=== Given instruction ===
What follows are records. Restate all of them word for word.

-- START --

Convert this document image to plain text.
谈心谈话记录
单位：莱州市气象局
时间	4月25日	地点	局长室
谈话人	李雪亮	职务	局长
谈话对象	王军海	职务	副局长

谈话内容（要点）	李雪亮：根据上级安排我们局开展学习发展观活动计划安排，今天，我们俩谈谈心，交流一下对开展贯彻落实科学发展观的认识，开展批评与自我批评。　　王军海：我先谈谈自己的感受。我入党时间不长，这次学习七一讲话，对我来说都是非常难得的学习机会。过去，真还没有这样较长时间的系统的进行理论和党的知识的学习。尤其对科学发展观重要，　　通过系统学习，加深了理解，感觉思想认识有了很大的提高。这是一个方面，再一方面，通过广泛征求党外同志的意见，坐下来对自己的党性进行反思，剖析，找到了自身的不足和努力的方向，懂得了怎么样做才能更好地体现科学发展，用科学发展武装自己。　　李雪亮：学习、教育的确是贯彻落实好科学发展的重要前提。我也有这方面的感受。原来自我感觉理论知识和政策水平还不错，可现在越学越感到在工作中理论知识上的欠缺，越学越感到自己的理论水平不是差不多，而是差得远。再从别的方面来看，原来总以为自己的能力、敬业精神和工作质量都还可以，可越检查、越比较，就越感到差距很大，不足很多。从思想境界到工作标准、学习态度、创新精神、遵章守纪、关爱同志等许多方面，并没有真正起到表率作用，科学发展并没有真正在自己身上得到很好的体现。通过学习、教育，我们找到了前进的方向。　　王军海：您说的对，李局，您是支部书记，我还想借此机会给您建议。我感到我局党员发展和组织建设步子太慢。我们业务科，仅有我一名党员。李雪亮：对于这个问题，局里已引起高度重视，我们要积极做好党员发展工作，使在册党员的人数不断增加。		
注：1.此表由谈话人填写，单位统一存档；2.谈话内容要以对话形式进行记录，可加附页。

-- END --

=== Expected answer ===
Convert this document image to plain text.
谈心谈话记录
单位：莱州市气象局
时间	4月25日	地点	局长室
谈话人	李雪亮	职务	局长
谈话对象	王军海	职务	副局长

谈话内容（要点）	李雪亮：根据上级安排我们局开展学习发展观活动计划安排，今天，我们俩谈谈心，交流一下对开展贯彻落实科学发展观的认识，开展批评与自我批评。　　王军海：我先谈谈自己的感受。我入党时间不长，这次学习七一讲话，对我来说都是非常难得的学习机会。过去，真还没有这样较长时间的系统的进行理论和党的知识的学习。尤其对科学发展观重要，　　通过系统学习，加深了理解，感觉思想认识有了很大的提高。这是一个方面，再一方面，通过广泛征求党外同志的意见，坐下来对自己的党性进行反思，剖析，找到了自身的不足和努力的方向，懂得了怎么样做才能更好地体现科学发展，用科学发展武装自己。　　李雪亮：学习、教育的确是贯彻落实好科学发展的重要前提。我也有这方面的感受。原来自我感觉理论知识和政策水平还不错，可现在越学越感到在工作中理论知识上的欠缺，越学越感到自己的理论水平不是差不多，而是差得远。再从别的方面来看，原来总以为自己的能力、敬业精神和工作质量都还可以，可越检查、越比较，就越感到差距很大，不足很多。从思想境界到工作标准、学习态度、创新精神、遵章守纪、关爱同志等许多方面，并没有真正起到表率作用，科学发展并没有真正在自己身上得到很好的体现。通过学习、教育，我们找到了前进的方向。　　王军海：您说的对，李局，您是支部书记，我还想借此机会给您建议。我感到我局党员发展和组织建设步子太慢。我们业务科，仅有我一名党员。李雪亮：对于这个问题，局里已引起高度重视，我们要积极做好党员发展工作，使在册党员的人数不断增加。		
注：1.此表由谈话人填写，单位统一存档；2.谈话内容要以对话形式进行记录，可加附页。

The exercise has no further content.